(Excerpts from a figure dataset)
+===+

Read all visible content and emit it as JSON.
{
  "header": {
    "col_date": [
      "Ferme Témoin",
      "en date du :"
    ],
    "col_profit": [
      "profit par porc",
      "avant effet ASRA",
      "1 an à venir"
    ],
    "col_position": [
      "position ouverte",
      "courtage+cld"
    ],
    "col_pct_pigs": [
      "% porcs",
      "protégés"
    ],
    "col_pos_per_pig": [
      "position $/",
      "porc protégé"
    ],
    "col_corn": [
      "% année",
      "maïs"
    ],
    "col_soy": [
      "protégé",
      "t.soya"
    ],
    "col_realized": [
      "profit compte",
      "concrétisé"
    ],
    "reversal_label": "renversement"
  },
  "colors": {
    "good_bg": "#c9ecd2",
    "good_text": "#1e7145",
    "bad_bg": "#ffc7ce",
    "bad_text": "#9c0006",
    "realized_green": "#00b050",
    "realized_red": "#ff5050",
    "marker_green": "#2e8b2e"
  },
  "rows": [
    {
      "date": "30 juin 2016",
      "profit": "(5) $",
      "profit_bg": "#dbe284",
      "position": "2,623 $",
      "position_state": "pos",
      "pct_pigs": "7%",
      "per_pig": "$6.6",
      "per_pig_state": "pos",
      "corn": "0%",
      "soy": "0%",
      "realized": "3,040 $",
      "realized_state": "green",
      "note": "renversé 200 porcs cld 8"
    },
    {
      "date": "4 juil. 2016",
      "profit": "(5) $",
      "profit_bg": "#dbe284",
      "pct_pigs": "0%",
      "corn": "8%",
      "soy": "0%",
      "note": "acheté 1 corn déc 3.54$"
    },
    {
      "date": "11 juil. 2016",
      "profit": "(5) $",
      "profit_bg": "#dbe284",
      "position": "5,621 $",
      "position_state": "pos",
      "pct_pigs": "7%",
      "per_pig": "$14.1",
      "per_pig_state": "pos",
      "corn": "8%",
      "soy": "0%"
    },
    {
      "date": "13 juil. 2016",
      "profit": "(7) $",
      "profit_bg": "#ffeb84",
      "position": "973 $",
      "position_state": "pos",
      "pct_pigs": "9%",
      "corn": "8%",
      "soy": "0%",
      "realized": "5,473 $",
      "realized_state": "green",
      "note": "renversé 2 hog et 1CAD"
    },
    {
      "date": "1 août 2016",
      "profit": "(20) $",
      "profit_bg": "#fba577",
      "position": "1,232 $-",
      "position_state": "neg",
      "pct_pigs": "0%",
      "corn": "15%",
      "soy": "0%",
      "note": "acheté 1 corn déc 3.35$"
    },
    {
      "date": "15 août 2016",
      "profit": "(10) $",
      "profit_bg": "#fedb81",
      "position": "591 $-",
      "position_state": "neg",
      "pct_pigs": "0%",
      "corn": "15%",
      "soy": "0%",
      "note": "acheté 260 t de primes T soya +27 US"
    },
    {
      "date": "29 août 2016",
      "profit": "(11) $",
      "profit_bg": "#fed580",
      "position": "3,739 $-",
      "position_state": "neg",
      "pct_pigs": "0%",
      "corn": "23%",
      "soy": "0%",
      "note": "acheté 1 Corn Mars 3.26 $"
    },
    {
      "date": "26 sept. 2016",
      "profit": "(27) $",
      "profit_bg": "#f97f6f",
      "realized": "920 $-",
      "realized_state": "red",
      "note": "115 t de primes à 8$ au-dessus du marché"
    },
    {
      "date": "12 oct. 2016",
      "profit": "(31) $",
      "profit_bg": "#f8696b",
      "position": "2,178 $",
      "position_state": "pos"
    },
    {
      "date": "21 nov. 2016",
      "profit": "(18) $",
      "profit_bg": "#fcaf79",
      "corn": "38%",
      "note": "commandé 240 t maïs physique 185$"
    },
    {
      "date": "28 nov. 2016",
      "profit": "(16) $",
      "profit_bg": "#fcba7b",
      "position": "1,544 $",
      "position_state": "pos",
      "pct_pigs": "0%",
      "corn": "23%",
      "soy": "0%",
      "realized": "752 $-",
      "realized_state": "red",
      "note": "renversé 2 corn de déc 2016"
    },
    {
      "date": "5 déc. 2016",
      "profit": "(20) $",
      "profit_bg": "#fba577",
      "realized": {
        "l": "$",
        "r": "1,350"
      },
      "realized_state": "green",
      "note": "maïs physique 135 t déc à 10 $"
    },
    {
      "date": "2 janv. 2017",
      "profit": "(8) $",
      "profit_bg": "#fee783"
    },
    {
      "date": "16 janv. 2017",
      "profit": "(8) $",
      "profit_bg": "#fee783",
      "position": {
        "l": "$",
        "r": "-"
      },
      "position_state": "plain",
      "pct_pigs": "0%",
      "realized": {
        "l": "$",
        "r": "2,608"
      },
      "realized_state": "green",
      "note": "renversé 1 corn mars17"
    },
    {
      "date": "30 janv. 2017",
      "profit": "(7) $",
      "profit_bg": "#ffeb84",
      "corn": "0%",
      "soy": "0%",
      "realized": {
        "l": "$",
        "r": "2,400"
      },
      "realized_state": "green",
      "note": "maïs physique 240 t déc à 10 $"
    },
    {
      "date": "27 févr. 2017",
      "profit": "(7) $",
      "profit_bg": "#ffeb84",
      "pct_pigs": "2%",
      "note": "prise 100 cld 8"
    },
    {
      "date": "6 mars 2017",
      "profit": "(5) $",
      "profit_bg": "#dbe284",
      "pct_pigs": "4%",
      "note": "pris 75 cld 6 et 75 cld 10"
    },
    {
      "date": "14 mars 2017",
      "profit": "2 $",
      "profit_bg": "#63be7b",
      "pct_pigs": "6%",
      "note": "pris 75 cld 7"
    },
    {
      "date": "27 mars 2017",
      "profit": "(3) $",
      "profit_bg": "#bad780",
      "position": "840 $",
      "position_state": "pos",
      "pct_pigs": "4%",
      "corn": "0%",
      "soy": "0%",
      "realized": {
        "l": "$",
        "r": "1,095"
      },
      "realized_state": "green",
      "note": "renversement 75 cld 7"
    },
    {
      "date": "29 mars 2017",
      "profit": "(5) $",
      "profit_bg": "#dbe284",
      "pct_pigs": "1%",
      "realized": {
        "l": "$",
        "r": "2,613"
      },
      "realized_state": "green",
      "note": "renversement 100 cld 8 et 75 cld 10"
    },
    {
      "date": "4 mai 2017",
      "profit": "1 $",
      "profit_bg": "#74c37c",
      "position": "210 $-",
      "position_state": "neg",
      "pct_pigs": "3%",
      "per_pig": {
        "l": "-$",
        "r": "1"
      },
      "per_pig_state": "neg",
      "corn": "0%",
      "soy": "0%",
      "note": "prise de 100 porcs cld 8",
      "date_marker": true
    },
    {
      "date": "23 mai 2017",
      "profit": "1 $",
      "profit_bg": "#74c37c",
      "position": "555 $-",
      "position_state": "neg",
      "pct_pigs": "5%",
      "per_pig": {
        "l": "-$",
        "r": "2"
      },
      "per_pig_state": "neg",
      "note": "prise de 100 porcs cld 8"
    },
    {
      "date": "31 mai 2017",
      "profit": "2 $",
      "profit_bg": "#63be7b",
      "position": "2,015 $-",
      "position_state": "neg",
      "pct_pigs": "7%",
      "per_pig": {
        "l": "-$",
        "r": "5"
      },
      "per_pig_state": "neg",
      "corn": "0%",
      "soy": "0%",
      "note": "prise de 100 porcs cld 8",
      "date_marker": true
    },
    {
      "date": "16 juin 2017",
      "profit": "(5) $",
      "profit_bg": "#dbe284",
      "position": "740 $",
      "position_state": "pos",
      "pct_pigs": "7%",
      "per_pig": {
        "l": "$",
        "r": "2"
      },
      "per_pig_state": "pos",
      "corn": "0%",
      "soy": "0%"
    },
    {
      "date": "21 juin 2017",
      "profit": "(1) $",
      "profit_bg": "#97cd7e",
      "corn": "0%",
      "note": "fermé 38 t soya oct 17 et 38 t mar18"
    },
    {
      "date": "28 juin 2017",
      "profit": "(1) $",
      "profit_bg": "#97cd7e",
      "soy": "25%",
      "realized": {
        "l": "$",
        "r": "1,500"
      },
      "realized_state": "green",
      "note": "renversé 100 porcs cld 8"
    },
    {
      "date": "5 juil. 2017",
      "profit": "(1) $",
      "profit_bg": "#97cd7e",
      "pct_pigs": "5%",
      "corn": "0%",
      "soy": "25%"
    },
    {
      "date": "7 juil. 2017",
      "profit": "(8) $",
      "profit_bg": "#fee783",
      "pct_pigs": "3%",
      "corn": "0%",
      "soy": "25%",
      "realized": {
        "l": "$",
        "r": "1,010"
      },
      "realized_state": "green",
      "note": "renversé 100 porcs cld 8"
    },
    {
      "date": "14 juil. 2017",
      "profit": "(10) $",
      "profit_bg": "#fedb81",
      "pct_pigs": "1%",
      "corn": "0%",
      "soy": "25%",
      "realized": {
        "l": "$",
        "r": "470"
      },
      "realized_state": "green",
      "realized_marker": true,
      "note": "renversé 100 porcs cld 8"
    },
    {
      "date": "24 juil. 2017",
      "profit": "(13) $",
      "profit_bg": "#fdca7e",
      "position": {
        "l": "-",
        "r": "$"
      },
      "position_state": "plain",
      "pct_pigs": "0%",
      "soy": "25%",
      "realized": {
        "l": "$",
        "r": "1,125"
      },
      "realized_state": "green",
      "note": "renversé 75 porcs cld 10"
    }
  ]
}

+===+

• Exercise instructions: Provide the number of lines in these entries that hold the word "soya", without any accompanying text.

• Reply: 3